_Exercise material_
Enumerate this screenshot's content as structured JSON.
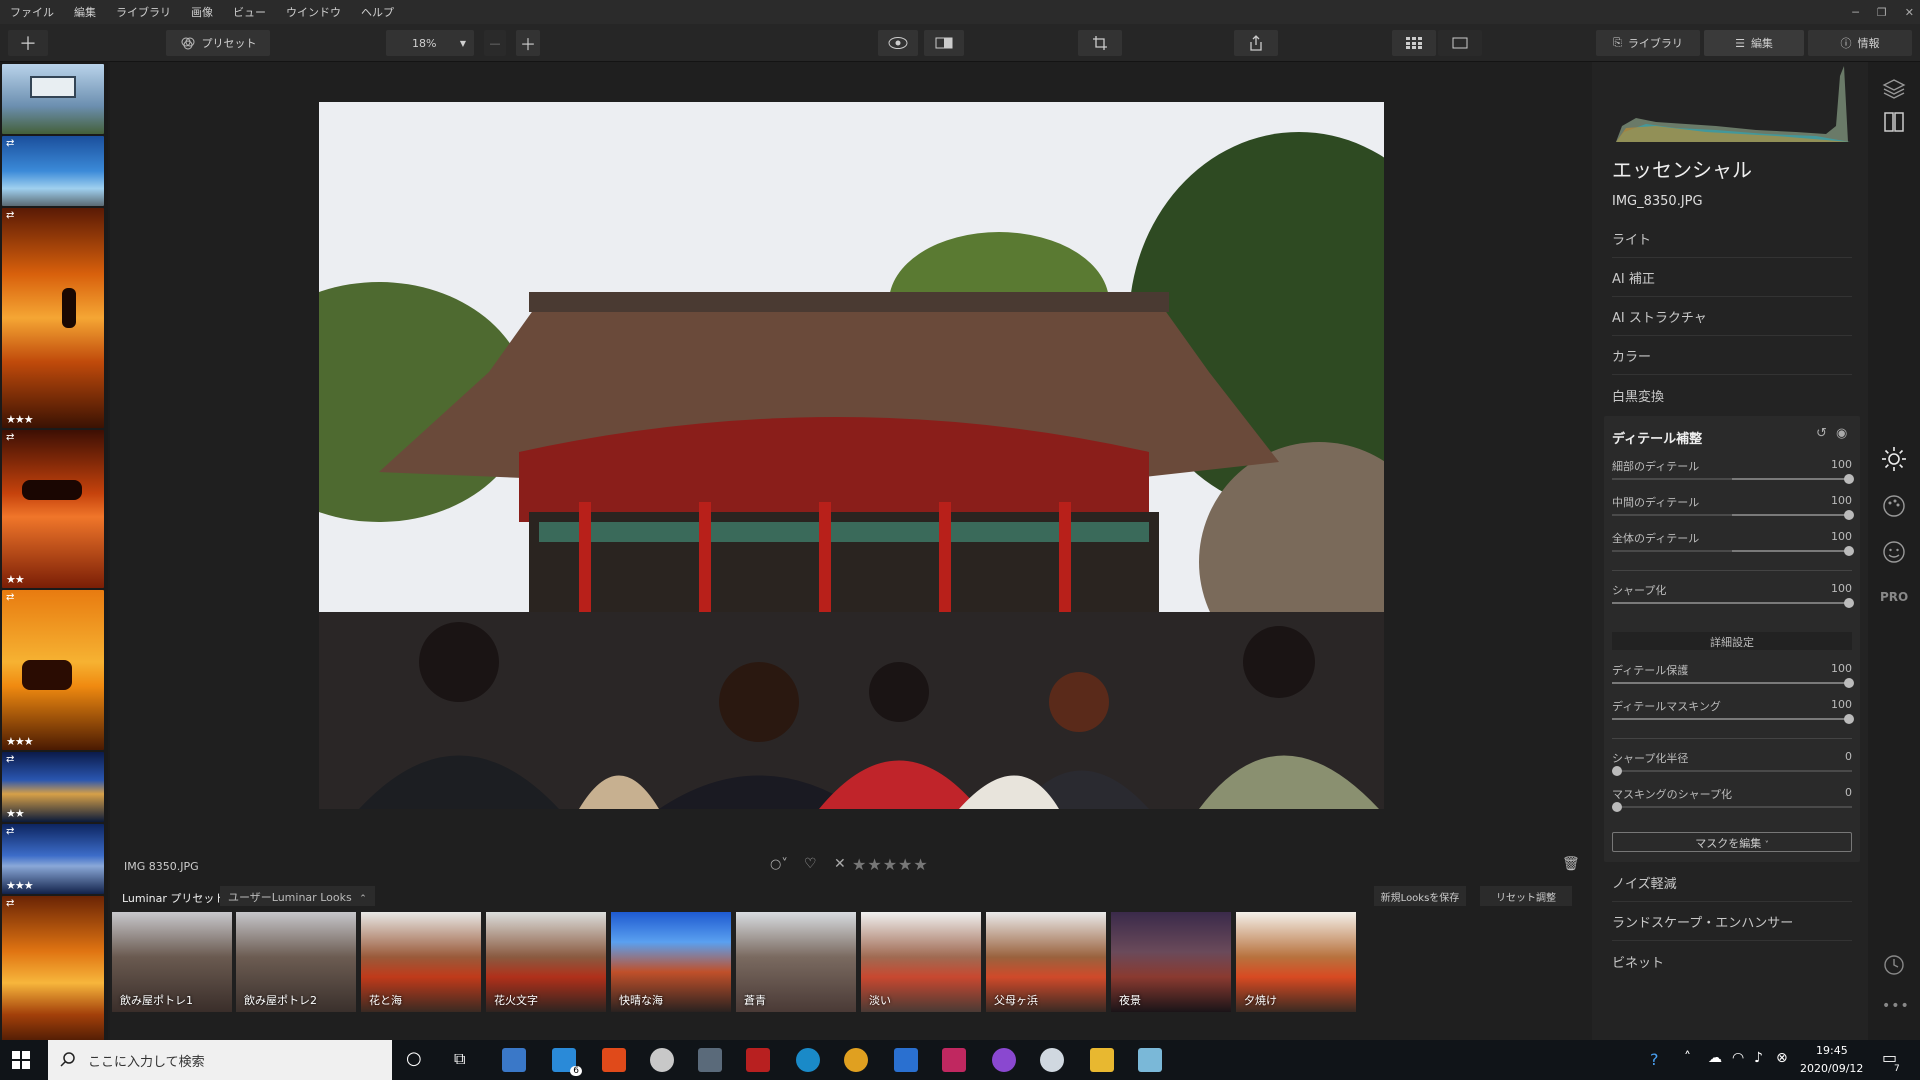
{
  "menu": {
    "items": [
      "ファイル",
      "編集",
      "ライブラリ",
      "画像",
      "ビュー",
      "ウインドウ",
      "ヘルプ"
    ]
  },
  "toolbar": {
    "preset_label": "プリセット",
    "zoom": "18%",
    "library_tab": "ライブラリ",
    "edit_tab": "編集",
    "info_tab": "情報"
  },
  "filmstrip": {
    "ratings": [
      "",
      "",
      "★★★",
      "★★",
      "★★★",
      "★★",
      "★★★",
      "★★★",
      ""
    ]
  },
  "panel": {
    "title": "エッセンシャル",
    "filename": "IMG_8350.JPG",
    "sections_top": [
      "ライト",
      "AI 補正",
      "AI ストラクチャ",
      "カラー",
      "白黒変換"
    ],
    "detail_title": "ディテール補整",
    "sliders1": [
      {
        "label": "細部のディテール",
        "value": "100"
      },
      {
        "label": "中間のディテール",
        "value": "100"
      },
      {
        "label": "全体のディテール",
        "value": "100"
      }
    ],
    "sharpen": {
      "label": "シャープ化",
      "value": "100"
    },
    "advanced_label": "詳細設定",
    "sliders2": [
      {
        "label": "ディテール保護",
        "value": "100"
      },
      {
        "label": "ディテールマスキング",
        "value": "100"
      }
    ],
    "sliders3": [
      {
        "label": "シャープ化半径",
        "value": "0"
      },
      {
        "label": "マスキングのシャープ化",
        "value": "0"
      }
    ],
    "mask_button": "マスクを編集",
    "sections_bottom": [
      "ノイズ軽減",
      "ランドスケープ・エンハンサー",
      "ビネット"
    ],
    "pro_label": "PRO"
  },
  "infobar": {
    "filename": "IMG 8350.JPG",
    "stars": "★★★★★"
  },
  "looksbar": {
    "tab1": "Luminar プリセット",
    "tab2": "ユーザーLuminar Looks",
    "save_btn": "新規Looksを保存",
    "reset_btn": "リセット調整"
  },
  "looks": [
    "飲み屋ポトレ1",
    "飲み屋ポトレ2",
    "花と海",
    "花火文字",
    "快晴な海",
    "蒼青",
    "淡い",
    "父母ヶ浜",
    "夜景",
    "夕焼け"
  ],
  "taskbar": {
    "search_placeholder": "ここに入力して検索",
    "time": "19:45",
    "date": "2020/09/12",
    "mail_badge": "6",
    "notify_badge": "7"
  }
}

_What you should do_
Restate the data above exactly, stripping out each image.

_Written answer_
Enumerate this screenshot's content as structured JSON.
{
  "menu": {
    "items": [
      "ファイル",
      "編集",
      "ライブラリ",
      "画像",
      "ビュー",
      "ウインドウ",
      "ヘルプ"
    ]
  },
  "toolbar": {
    "preset_label": "プリセット",
    "zoom": "18%",
    "library_tab": "ライブラリ",
    "edit_tab": "編集",
    "info_tab": "情報"
  },
  "filmstrip": {
    "ratings": [
      "",
      "",
      "★★★",
      "★★",
      "★★★",
      "★★",
      "★★★",
      "★★★",
      ""
    ]
  },
  "panel": {
    "title": "エッセンシャル",
    "filename": "IMG_8350.JPG",
    "sections_top": [
      "ライト",
      "AI 補正",
      "AI ストラクチャ",
      "カラー",
      "白黒変換"
    ],
    "detail_title": "ディテール補整",
    "sliders1": [
      {
        "label": "細部のディテール",
        "value": "100"
      },
      {
        "label": "中間のディテール",
        "value": "100"
      },
      {
        "label": "全体のディテール",
        "value": "100"
      }
    ],
    "sharpen": {
      "label": "シャープ化",
      "value": "100"
    },
    "advanced_label": "詳細設定",
    "sliders2": [
      {
        "label": "ディテール保護",
        "value": "100"
      },
      {
        "label": "ディテールマスキング",
        "value": "100"
      }
    ],
    "sliders3": [
      {
        "label": "シャープ化半径",
        "value": "0"
      },
      {
        "label": "マスキングのシャープ化",
        "value": "0"
      }
    ],
    "mask_button": "マスクを編集",
    "sections_bottom": [
      "ノイズ軽減",
      "ランドスケープ・エンハンサー",
      "ビネット"
    ],
    "pro_label": "PRO"
  },
  "infobar": {
    "filename": "IMG 8350.JPG",
    "stars": "★★★★★"
  },
  "looksbar": {
    "tab1": "Luminar プリセット",
    "tab2": "ユーザーLuminar Looks",
    "save_btn": "新規Looksを保存",
    "reset_btn": "リセット調整"
  },
  "looks": [
    "飲み屋ポトレ1",
    "飲み屋ポトレ2",
    "花と海",
    "花火文字",
    "快晴な海",
    "蒼青",
    "淡い",
    "父母ヶ浜",
    "夜景",
    "夕焼け"
  ],
  "taskbar": {
    "search_placeholder": "ここに入力して検索",
    "time": "19:45",
    "date": "2020/09/12",
    "mail_badge": "6",
    "notify_badge": "7"
  }
}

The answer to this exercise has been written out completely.